--- The problem ---
Among the entries, which lines carry the string "caption"? Copy each of them.
### Available records
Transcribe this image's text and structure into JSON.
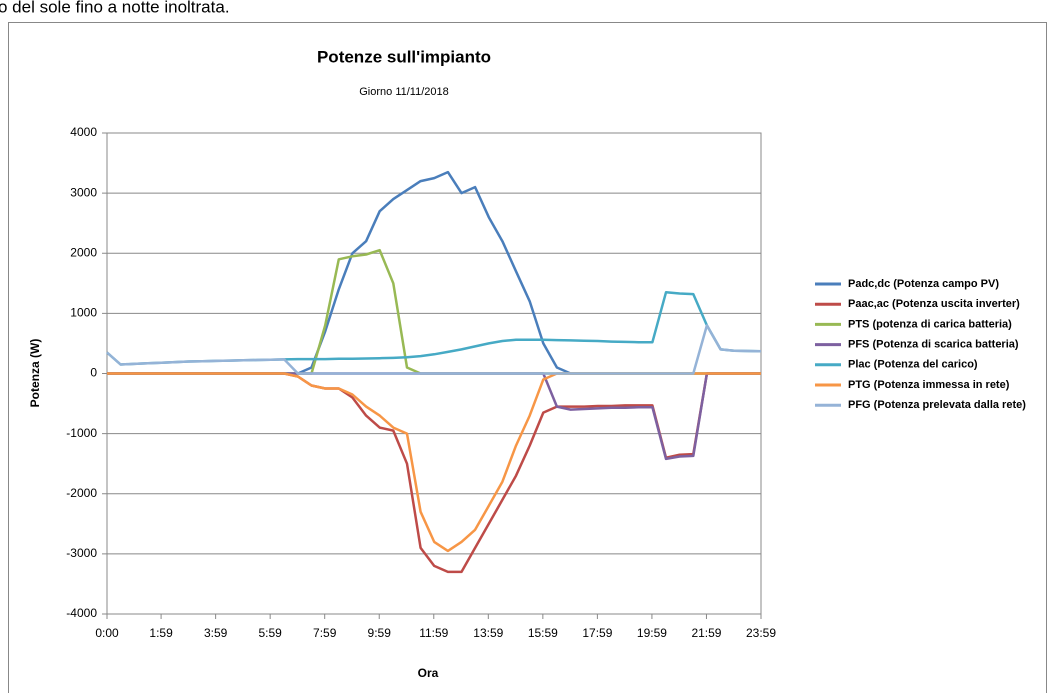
{
  "caption": "o del sole fino a notte inoltrata.",
  "chart_data": {
    "type": "line",
    "title": "Potenze sull'impianto",
    "subtitle": "Giorno 11/11/2018",
    "xlabel": "Ora",
    "ylabel": "Potenza (W)",
    "x": [
      0,
      30,
      60,
      90,
      120,
      150,
      180,
      210,
      240,
      270,
      300,
      330,
      360,
      390,
      420,
      450,
      480,
      510,
      540,
      570,
      600,
      630,
      660,
      690,
      720,
      750,
      780,
      810,
      840,
      870,
      900,
      930,
      960,
      990,
      1020,
      1050,
      1080,
      1110,
      1140,
      1170,
      1200,
      1230,
      1260,
      1290,
      1320,
      1350,
      1380,
      1410,
      1439
    ],
    "xlim": [
      0,
      1439
    ],
    "xticks": [
      {
        "value": 0,
        "label": "0:00"
      },
      {
        "value": 119,
        "label": "1:59"
      },
      {
        "value": 239,
        "label": "3:59"
      },
      {
        "value": 359,
        "label": "5:59"
      },
      {
        "value": 479,
        "label": "7:59"
      },
      {
        "value": 599,
        "label": "9:59"
      },
      {
        "value": 719,
        "label": "11:59"
      },
      {
        "value": 839,
        "label": "13:59"
      },
      {
        "value": 959,
        "label": "15:59"
      },
      {
        "value": 1079,
        "label": "17:59"
      },
      {
        "value": 1199,
        "label": "19:59"
      },
      {
        "value": 1319,
        "label": "21:59"
      },
      {
        "value": 1439,
        "label": "23:59"
      }
    ],
    "ylim": [
      -4000,
      4000
    ],
    "yticks": [
      -4000,
      -3000,
      -2000,
      -1000,
      0,
      1000,
      2000,
      3000,
      4000
    ],
    "grid": true,
    "legend": "right",
    "series": [
      {
        "name": "Padc,dc (Potenza campo PV)",
        "color": "#4a7ebb",
        "values": [
          0,
          0,
          0,
          0,
          0,
          0,
          0,
          0,
          0,
          0,
          0,
          0,
          0,
          0,
          0,
          100,
          700,
          1400,
          2000,
          2200,
          2700,
          2900,
          3050,
          3200,
          3250,
          3350,
          3000,
          3100,
          2600,
          2200,
          1700,
          1200,
          500,
          100,
          0,
          0,
          0,
          0,
          0,
          0,
          0,
          0,
          0,
          0,
          0,
          0,
          0,
          0,
          0
        ]
      },
      {
        "name": "Paac,ac (Potenza uscita inverter)",
        "color": "#be4b48",
        "values": [
          0,
          0,
          0,
          0,
          0,
          0,
          0,
          0,
          0,
          0,
          0,
          0,
          0,
          0,
          -50,
          -200,
          -250,
          -250,
          -400,
          -700,
          -900,
          -950,
          -1500,
          -2900,
          -3200,
          -3300,
          -3300,
          -2900,
          -2500,
          -2100,
          -1700,
          -1200,
          -650,
          -550,
          -550,
          -550,
          -540,
          -540,
          -530,
          -530,
          -530,
          -1400,
          -1350,
          -1340,
          0,
          0,
          0,
          0,
          0
        ]
      },
      {
        "name": "PTS (potenza di carica batteria)",
        "color": "#98b954",
        "values": [
          0,
          0,
          0,
          0,
          0,
          0,
          0,
          0,
          0,
          0,
          0,
          0,
          0,
          0,
          0,
          0,
          800,
          1900,
          1950,
          1980,
          2050,
          1500,
          100,
          0,
          0,
          0,
          0,
          0,
          0,
          0,
          0,
          0,
          0,
          0,
          0,
          0,
          0,
          0,
          0,
          0,
          0,
          0,
          0,
          0,
          0,
          0,
          0,
          0,
          0
        ]
      },
      {
        "name": "PFS (Potenza di scarica batteria)",
        "color": "#7d60a0",
        "values": [
          0,
          0,
          0,
          0,
          0,
          0,
          0,
          0,
          0,
          0,
          0,
          0,
          0,
          0,
          0,
          0,
          0,
          0,
          0,
          0,
          0,
          0,
          0,
          0,
          0,
          0,
          0,
          0,
          0,
          0,
          0,
          0,
          0,
          -550,
          -600,
          -590,
          -580,
          -570,
          -570,
          -560,
          -560,
          -1420,
          -1380,
          -1370,
          0,
          0,
          0,
          0,
          0
        ]
      },
      {
        "name": "Plac (Potenza del carico)",
        "color": "#46aac5",
        "values": [
          350,
          150,
          160,
          170,
          180,
          190,
          200,
          205,
          210,
          215,
          220,
          225,
          230,
          235,
          240,
          240,
          240,
          245,
          245,
          250,
          255,
          260,
          270,
          290,
          320,
          360,
          400,
          450,
          500,
          540,
          560,
          560,
          560,
          555,
          550,
          545,
          540,
          530,
          525,
          520,
          520,
          1350,
          1330,
          1320,
          800,
          400,
          380,
          375,
          370
        ]
      },
      {
        "name": "PTG (Potenza immessa in rete)",
        "color": "#f79646",
        "values": [
          0,
          0,
          0,
          0,
          0,
          0,
          0,
          0,
          0,
          0,
          0,
          0,
          0,
          0,
          -50,
          -200,
          -250,
          -250,
          -350,
          -550,
          -700,
          -900,
          -1000,
          -2300,
          -2800,
          -2950,
          -2800,
          -2600,
          -2200,
          -1800,
          -1200,
          -700,
          -100,
          0,
          0,
          0,
          0,
          0,
          0,
          0,
          0,
          0,
          0,
          0,
          0,
          0,
          0,
          0,
          0
        ]
      },
      {
        "name": "PFG (Potenza prelevata dalla rete)",
        "color": "#95b3d7",
        "values": [
          350,
          150,
          160,
          170,
          180,
          190,
          200,
          205,
          210,
          215,
          220,
          225,
          230,
          235,
          0,
          0,
          0,
          0,
          0,
          0,
          0,
          0,
          0,
          0,
          0,
          0,
          0,
          0,
          0,
          0,
          0,
          0,
          0,
          0,
          0,
          0,
          0,
          0,
          0,
          0,
          0,
          0,
          0,
          0,
          800,
          400,
          380,
          375,
          370
        ]
      }
    ]
  }
}
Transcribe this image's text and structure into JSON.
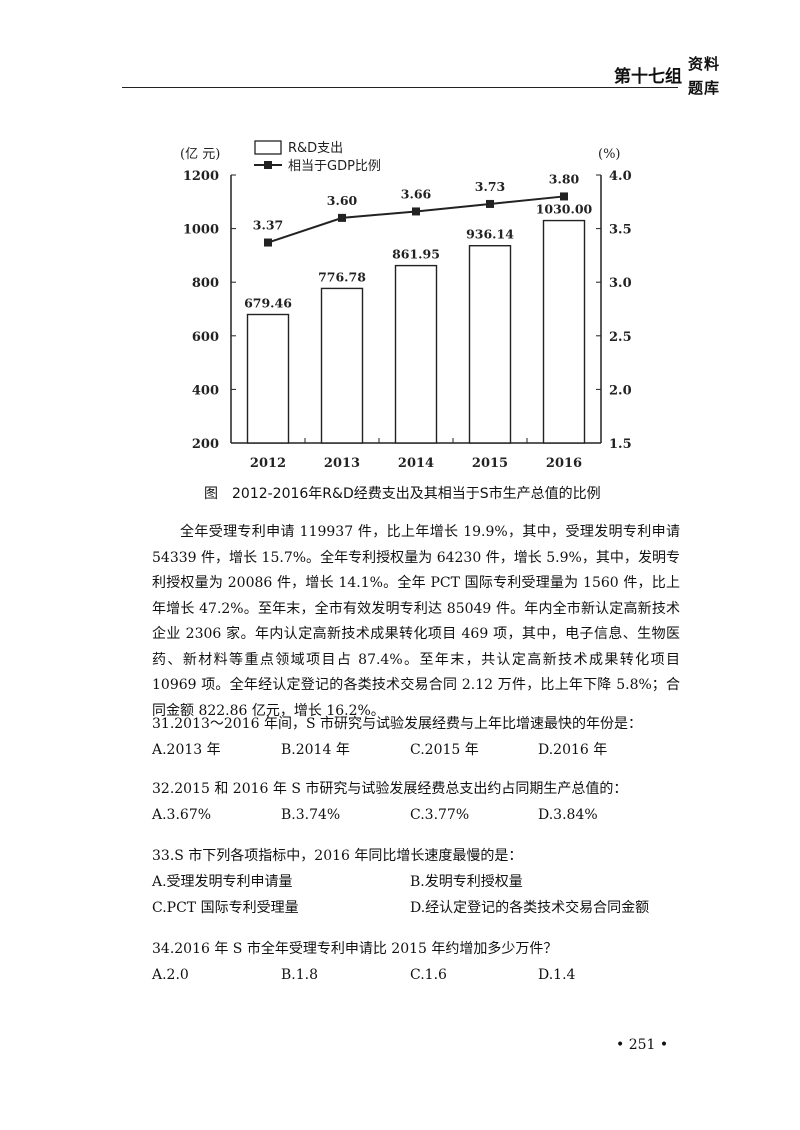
{
  "header": {
    "group_label": "第十七组",
    "stamp_line1": "资料",
    "stamp_line2": "题库"
  },
  "chart_data": {
    "type": "bar+line",
    "categories": [
      "2012",
      "2013",
      "2014",
      "2015",
      "2016"
    ],
    "series": [
      {
        "name": "R&D支出",
        "type": "bar",
        "axis": "left",
        "values": [
          679.46,
          776.78,
          861.95,
          936.14,
          1030.0
        ],
        "labels": [
          "679.46",
          "776.78",
          "861.95",
          "936.14",
          "1030.00"
        ]
      },
      {
        "name": "相当于GDP比例",
        "type": "line",
        "axis": "right",
        "values": [
          3.37,
          3.6,
          3.66,
          3.73,
          3.8
        ],
        "labels": [
          "3.37",
          "3.60",
          "3.66",
          "3.73",
          "3.80"
        ]
      }
    ],
    "left_axis": {
      "unit": "(亿 元)",
      "ylim": [
        200,
        1200
      ],
      "ticks": [
        "200",
        "400",
        "600",
        "800",
        "1000",
        "1200"
      ]
    },
    "right_axis": {
      "unit": "(%)",
      "ylim": [
        1.5,
        4.0
      ],
      "ticks": [
        "1.5",
        "2.0",
        "2.5",
        "3.0",
        "3.5",
        "4.0"
      ]
    },
    "legend_position": "top-left",
    "grid": false,
    "colors": {
      "bar_fill": "#ffffff",
      "bar_stroke": "#222222",
      "line": "#222222"
    },
    "caption": "图　2012-2016年R&D经费支出及其相当于S市生产总值的比例"
  },
  "passage": "全年受理专利申请 119937 件，比上年增长 19.9%，其中，受理发明专利申请 54339 件，增长 15.7%。全年专利授权量为 64230 件，增长 5.9%，其中，发明专利授权量为 20086 件，增长 14.1%。全年 PCT 国际专利受理量为 1560 件，比上年增长 47.2%。至年末，全市有效发明专利达 85049 件。年内全市新认定高新技术企业 2306 家。年内认定高新技术成果转化项目 469 项，其中，电子信息、生物医药、新材料等重点领域项目占 87.4%。至年末，共认定高新技术成果转化项目 10969 项。全年经认定登记的各类技术交易合同 2.12 万件，比上年下降 5.8%；合同金额 822.86 亿元，增长 16.2%。",
  "questions": [
    {
      "stem": "31.2013～2016 年间，S 市研究与试验发展经费与上年比增速最快的年份是：",
      "options": [
        "A.2013 年",
        "B.2014 年",
        "C.2015 年",
        "D.2016 年"
      ]
    },
    {
      "stem": "32.2015 和 2016 年 S 市研究与试验发展经费总支出约占同期生产总值的：",
      "options": [
        "A.3.67%",
        "B.3.74%",
        "C.3.77%",
        "D.3.84%"
      ]
    },
    {
      "stem": "33.S 市下列各项指标中，2016 年同比增长速度最慢的是：",
      "options": [
        "A.受理发明专利申请量",
        "B.发明专利授权量",
        "C.PCT 国际专利受理量",
        "D.经认定登记的各类技术交易合同金额"
      ]
    },
    {
      "stem": "34.2016 年 S 市全年受理专利申请比 2015 年约增加多少万件？",
      "options": [
        "A.2.0",
        "B.1.8",
        "C.1.6",
        "D.1.4"
      ]
    }
  ],
  "page_number": "• 251 •"
}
######
--- Full answer ---
  "caption": "o del sole fino a notte inoltrata.",
    "caption": "图　2012-2016年R&D经费支出及其相当于S市生产总值的比例"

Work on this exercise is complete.